- **WORK TO COMPLETE**:
Pick out each line containing the string "Unlimited" and copy it.
______________________________
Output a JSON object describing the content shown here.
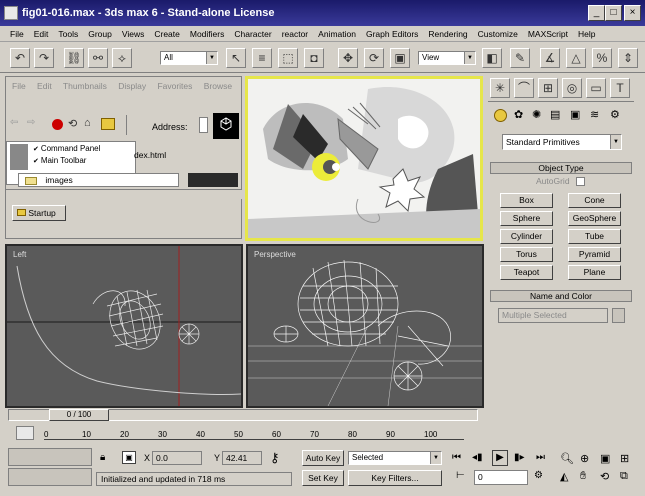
{
  "window": {
    "title": "fig01-016.max - 3ds max 6 - Stand-alone License"
  },
  "menubar": {
    "items": [
      "File",
      "Edit",
      "Tools",
      "Group",
      "Views",
      "Create",
      "Modifiers",
      "Character",
      "reactor",
      "Animation",
      "Graph Editors",
      "Rendering",
      "Customize",
      "MAXScript",
      "Help"
    ]
  },
  "toolbar": {
    "selection_filter": "All",
    "ref_coord": "View"
  },
  "browser": {
    "menu": "File Edit Thumbnails Display Favorites Browse",
    "address_label": "Address:",
    "checks": [
      "Command Panel",
      "Main Toolbar"
    ],
    "file": "dex.html",
    "tree_item": "images",
    "tab": "Startup"
  },
  "viewports": {
    "left_label": "Left",
    "persp_label": "Perspective"
  },
  "cmd": {
    "category": "Standard Primitives",
    "object_type_title": "Object Type",
    "autogrid": "AutoGrid",
    "buttons": [
      "Box",
      "Cone",
      "Sphere",
      "GeoSphere",
      "Cylinder",
      "Tube",
      "Torus",
      "Pyramid",
      "Teapot",
      "Plane"
    ],
    "name_color_title": "Name and Color",
    "name_value": "Multiple Selected"
  },
  "timeline": {
    "slider": "0 / 100",
    "ticks": [
      "0",
      "10",
      "20",
      "30",
      "40",
      "50",
      "60",
      "70",
      "80",
      "90",
      "100"
    ]
  },
  "status": {
    "message": "Initialized and updated in 718 ms",
    "x_label": "X",
    "x_value": "0.0",
    "y_label": "Y",
    "y_value": "42.41",
    "auto_key": "Auto Key",
    "set_key": "Set Key",
    "selected": "Selected",
    "key_filters": "Key Filters...",
    "frame": "0"
  },
  "colors": {
    "title_bar": "#1a1a6a",
    "active_viewport": "#e6e64a",
    "viewport_bg": "#5a5a5a"
  }
}
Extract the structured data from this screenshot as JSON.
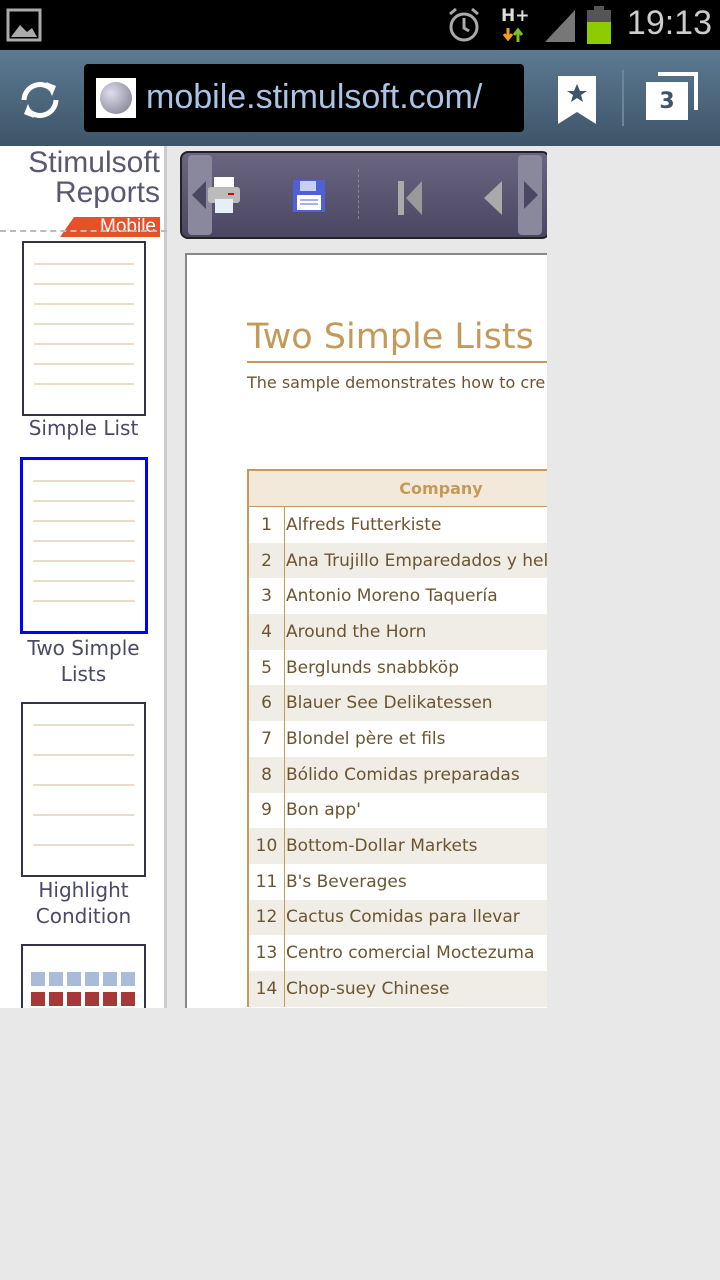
{
  "status_bar": {
    "time": "19:13",
    "network": "H+",
    "icons": [
      "gallery-icon",
      "alarm-icon",
      "network-icon",
      "signal-icon",
      "battery-icon"
    ]
  },
  "browser": {
    "url": "mobile.stimulsoft.com/",
    "tab_count": "3"
  },
  "logo": {
    "line1": "Stimulsoft",
    "line2": "Reports",
    "line3": "Mobile"
  },
  "colors": {
    "accent": "#c49a5a",
    "selected": "#0000ff",
    "logo_badge": "#e8502a"
  },
  "sidebar": {
    "items": [
      {
        "label": "Simple List"
      },
      {
        "label": "Two Simple Lists",
        "selected": true
      },
      {
        "label": "Highlight Condition"
      },
      {
        "label": ""
      }
    ]
  },
  "toolbar": {
    "buttons": [
      "scroll-left",
      "print",
      "save",
      "first-page",
      "previous-page",
      "scroll-right"
    ]
  },
  "report": {
    "title": "Two Simple Lists",
    "subtitle": "The sample demonstrates how to cre",
    "column_header": "Company",
    "rows": [
      {
        "n": "1",
        "company": "Alfreds Futterkiste"
      },
      {
        "n": "2",
        "company": "Ana Trujillo Emparedados y hela"
      },
      {
        "n": "3",
        "company": "Antonio Moreno Taquería"
      },
      {
        "n": "4",
        "company": "Around the Horn"
      },
      {
        "n": "5",
        "company": "Berglunds snabbköp"
      },
      {
        "n": "6",
        "company": "Blauer See Delikatessen"
      },
      {
        "n": "7",
        "company": "Blondel père et fils"
      },
      {
        "n": "8",
        "company": "Bólido Comidas preparadas"
      },
      {
        "n": "9",
        "company": "Bon app'"
      },
      {
        "n": "10",
        "company": "Bottom-Dollar Markets"
      },
      {
        "n": "11",
        "company": "B's Beverages"
      },
      {
        "n": "12",
        "company": "Cactus Comidas para llevar"
      },
      {
        "n": "13",
        "company": "Centro comercial Moctezuma"
      },
      {
        "n": "14",
        "company": "Chop-suey Chinese"
      }
    ]
  }
}
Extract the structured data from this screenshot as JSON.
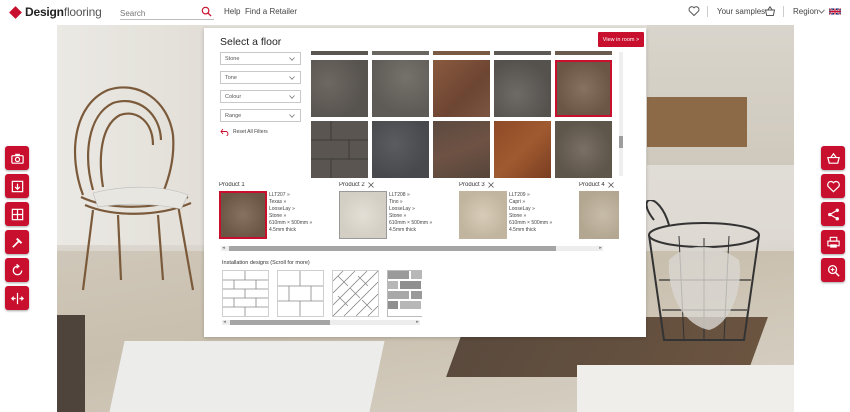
{
  "header": {
    "logo_bold": "Design",
    "logo_light": "flooring",
    "search_placeholder": "Search",
    "help": "Help",
    "find_retailer": "Find a Retailer",
    "your_samples": "Your samples",
    "region": "Region"
  },
  "panel": {
    "title": "Select a floor",
    "view_in_room": "View in room >",
    "filters": [
      "Stone",
      "Tone",
      "Colour",
      "Range"
    ],
    "reset_label": "Reset All Filters",
    "products": [
      {
        "label": "Product 1",
        "removable": false,
        "info": [
          "LLT207 »",
          "Texas »",
          "LooseLay »",
          "Stone »",
          "610mm × 500mm »",
          "4.5mm thick"
        ]
      },
      {
        "label": "Product 2",
        "removable": true,
        "info": [
          "LLT208 »",
          "Tino »",
          "LooseLay »",
          "Stone »",
          "610mm × 500mm »",
          "4.5mm thick"
        ]
      },
      {
        "label": "Product 3",
        "removable": true,
        "info": [
          "LLT209 »",
          "Capri »",
          "LooseLay »",
          "Stone »",
          "610mm × 500mm »",
          "4.5mm thick"
        ]
      },
      {
        "label": "Product 4",
        "removable": true,
        "info": []
      }
    ],
    "installation_label": "Installation designs (Scroll for more)"
  },
  "colors": {
    "accent": "#c8102e"
  }
}
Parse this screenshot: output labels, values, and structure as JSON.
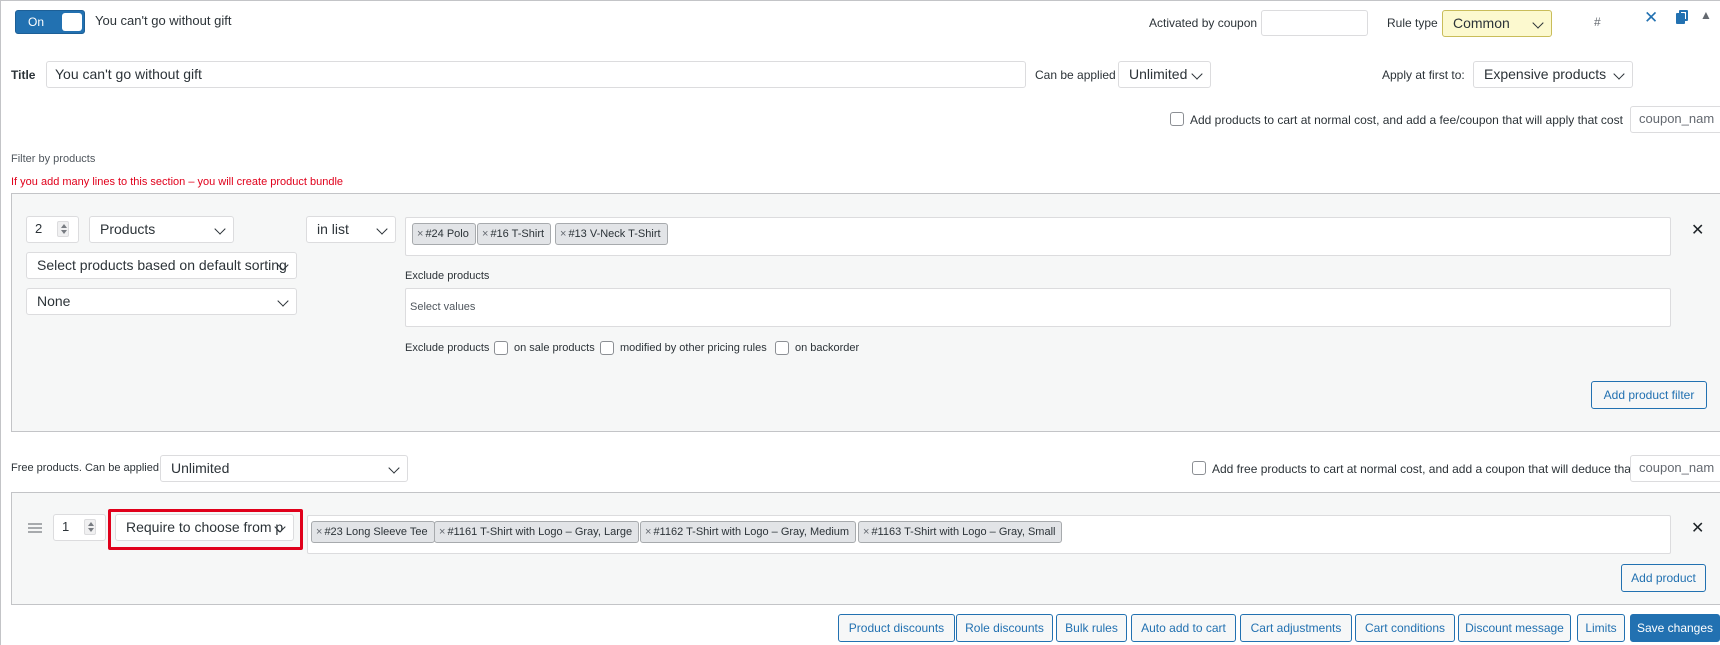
{
  "header": {
    "toggle_label": "On",
    "rule_name": "You can't go without gift",
    "activated_by_coupon_label": "Activated by coupon",
    "activated_by_coupon_value": "",
    "rule_type_label": "Rule type",
    "rule_type_value": "Common",
    "hash_label": "#"
  },
  "title_row": {
    "title_label": "Title",
    "title_value": "You can't go without gift",
    "can_be_applied_label": "Can be applied",
    "can_be_applied_value": "Unlimited",
    "apply_first_label": "Apply at first to:",
    "apply_first_value": "Expensive products"
  },
  "fee_row": {
    "label": "Add products to cart at normal cost, and add a fee/coupon that will apply that cost",
    "coupon_placeholder": "coupon_nam"
  },
  "filter_section": {
    "heading": "Filter by products",
    "warning": "If you add many lines to this section – you will create product bundle",
    "qty": "2",
    "type_value": "Products",
    "method_value": "in list",
    "sorting_value": "Select products based on default sorting",
    "none_value": "None",
    "tags": [
      "#24 Polo",
      "#16 T-Shirt",
      "#13 V-Neck T-Shirt"
    ],
    "exclude_label": "Exclude products",
    "exclude_placeholder": "Select values",
    "exclude_options_label": "Exclude products",
    "opt_on_sale": "on sale products",
    "opt_modified": "modified by other pricing rules",
    "opt_backorder": "on backorder",
    "add_filter_button": "Add product filter"
  },
  "free_section": {
    "label": "Free products. Can be applied",
    "value": "Unlimited",
    "add_free_label": "Add free products to cart at normal cost, and add a coupon that will deduce that cost",
    "coupon_placeholder": "coupon_nam",
    "qty": "1",
    "mode_value": "Require to choose from p",
    "tags": [
      "#23 Long Sleeve Tee",
      "#1161 T-Shirt with Logo – Gray, Large",
      "#1162 T-Shirt with Logo – Gray, Medium",
      "#1163 T-Shirt with Logo – Gray, Small"
    ],
    "add_product_button": "Add product"
  },
  "bottom_buttons": [
    "Product discounts",
    "Role discounts",
    "Bulk rules",
    "Auto add to cart",
    "Cart adjustments",
    "Cart conditions",
    "Discount message",
    "Limits"
  ],
  "save_button": "Save changes",
  "colors": {
    "accent": "#2271b1",
    "warning": "#e0001b",
    "rule_type_bg": "#fcf9cf"
  }
}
______________________________
- **EXERCISE RESULT**:
    "can_be_applied_value": "Unlimited",
    "value": "Unlimited",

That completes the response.